▶ **Extracted data entries**:
= = = = =
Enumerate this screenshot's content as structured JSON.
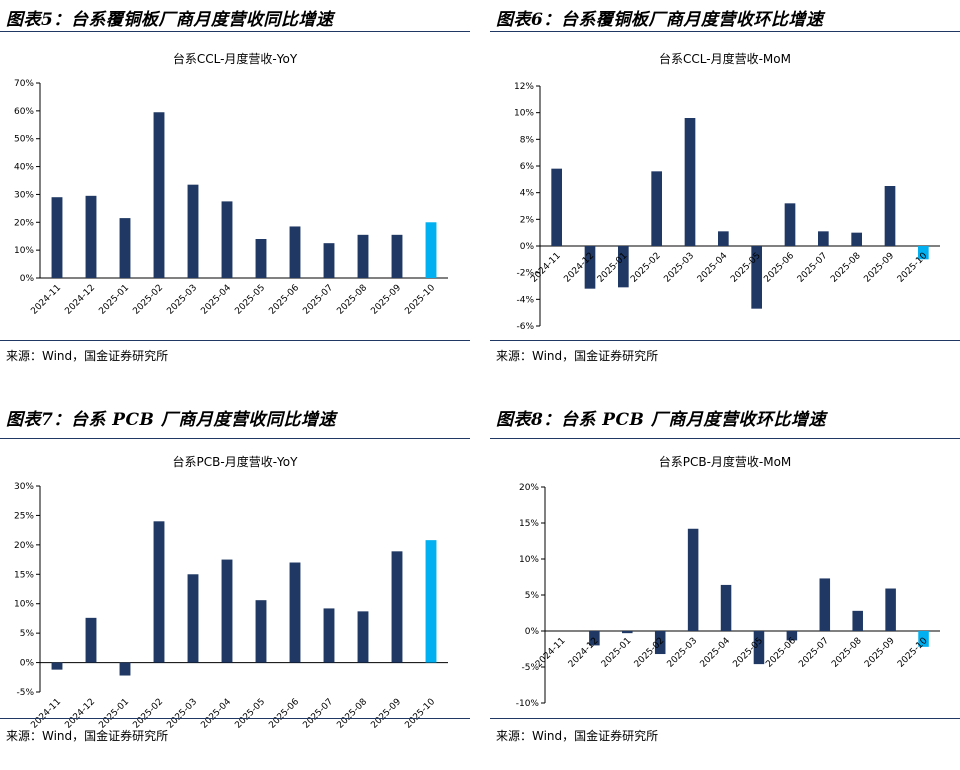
{
  "panels": [
    {
      "title": "图表5：台系覆铜板厂商月度营收同比增速",
      "source": "来源：Wind，国金证券研究所"
    },
    {
      "title": "图表6：台系覆铜板厂商月度营收环比增速",
      "source": "来源：Wind，国金证券研究所"
    },
    {
      "title": "图表7：台系 PCB 厂商月度营收同比增速",
      "source": "来源：Wind，国金证券研究所"
    },
    {
      "title": "图表8：台系 PCB 厂商月度营收环比增速",
      "source": "来源：Wind，国金证券研究所"
    }
  ],
  "colors": {
    "bar": "#1f3864",
    "highlight": "#00b0f0",
    "rule": "#1f3864"
  },
  "chart_data": [
    {
      "type": "bar",
      "title": "台系CCL-月度营收-YoY",
      "categories": [
        "2024-11",
        "2024-12",
        "2025-01",
        "2025-02",
        "2025-03",
        "2025-04",
        "2025-05",
        "2025-06",
        "2025-07",
        "2025-08",
        "2025-09",
        "2025-10"
      ],
      "values": [
        29,
        29.5,
        21.5,
        59.5,
        33.5,
        27.5,
        14,
        18.5,
        12.5,
        15.5,
        15.5,
        20
      ],
      "ylim": [
        0,
        70
      ],
      "yticks": [
        0,
        10,
        20,
        30,
        40,
        50,
        60,
        70
      ],
      "tick_labels": [
        "0%",
        "10%",
        "20%",
        "30%",
        "40%",
        "50%",
        "60%",
        "70%"
      ],
      "highlight_last": true
    },
    {
      "type": "bar",
      "title": "台系CCL-月度营收-MoM",
      "categories": [
        "2024-11",
        "2024-12",
        "2025-01",
        "2025-02",
        "2025-03",
        "2025-04",
        "2025-05",
        "2025-06",
        "2025-07",
        "2025-08",
        "2025-09",
        "2025-10"
      ],
      "values": [
        5.8,
        -3.2,
        -3.1,
        5.6,
        9.6,
        1.1,
        -4.7,
        3.2,
        1.1,
        1.0,
        4.5,
        -1.0
      ],
      "ylim": [
        -6,
        12
      ],
      "yticks": [
        -6,
        -4,
        -2,
        0,
        2,
        4,
        6,
        8,
        10,
        12
      ],
      "tick_labels": [
        "-6%",
        "-4%",
        "-2%",
        "0%",
        "2%",
        "4%",
        "6%",
        "8%",
        "10%",
        "12%"
      ],
      "highlight_last": true
    },
    {
      "type": "bar",
      "title": "台系PCB-月度营收-YoY",
      "categories": [
        "2024-11",
        "2024-12",
        "2025-01",
        "2025-02",
        "2025-03",
        "2025-04",
        "2025-05",
        "2025-06",
        "2025-07",
        "2025-08",
        "2025-09",
        "2025-10"
      ],
      "values": [
        -1.2,
        7.6,
        -2.2,
        24,
        15,
        17.5,
        10.6,
        17,
        9.2,
        8.7,
        18.9,
        20.8
      ],
      "ylim": [
        -5,
        30
      ],
      "yticks": [
        -5,
        0,
        5,
        10,
        15,
        20,
        25,
        30
      ],
      "tick_labels": [
        "-5%",
        "0%",
        "5%",
        "10%",
        "15%",
        "20%",
        "25%",
        "30%"
      ],
      "highlight_last": true
    },
    {
      "type": "bar",
      "title": "台系PCB-月度营收-MoM",
      "categories": [
        "2024-11",
        "2024-12",
        "2025-01",
        "2025-02",
        "2025-03",
        "2025-04",
        "2025-05",
        "2025-06",
        "2025-07",
        "2025-08",
        "2025-09",
        "2025-10"
      ],
      "values": [
        0,
        -2.0,
        -0.3,
        -3.2,
        14.2,
        6.4,
        -4.6,
        -1.3,
        7.3,
        2.8,
        5.9,
        -2.2
      ],
      "ylim": [
        -10,
        20
      ],
      "yticks": [
        -10,
        -5,
        0,
        5,
        10,
        15,
        20
      ],
      "tick_labels": [
        "-10%",
        "-5%",
        "0%",
        "5%",
        "10%",
        "15%",
        "20%"
      ],
      "highlight_last": true
    }
  ]
}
= = = = =
Report all lines of the data that include the word "台系PCB".

      "title": "台系PCB-月度营收-YoY",
      "title": "台系PCB-月度营收-MoM",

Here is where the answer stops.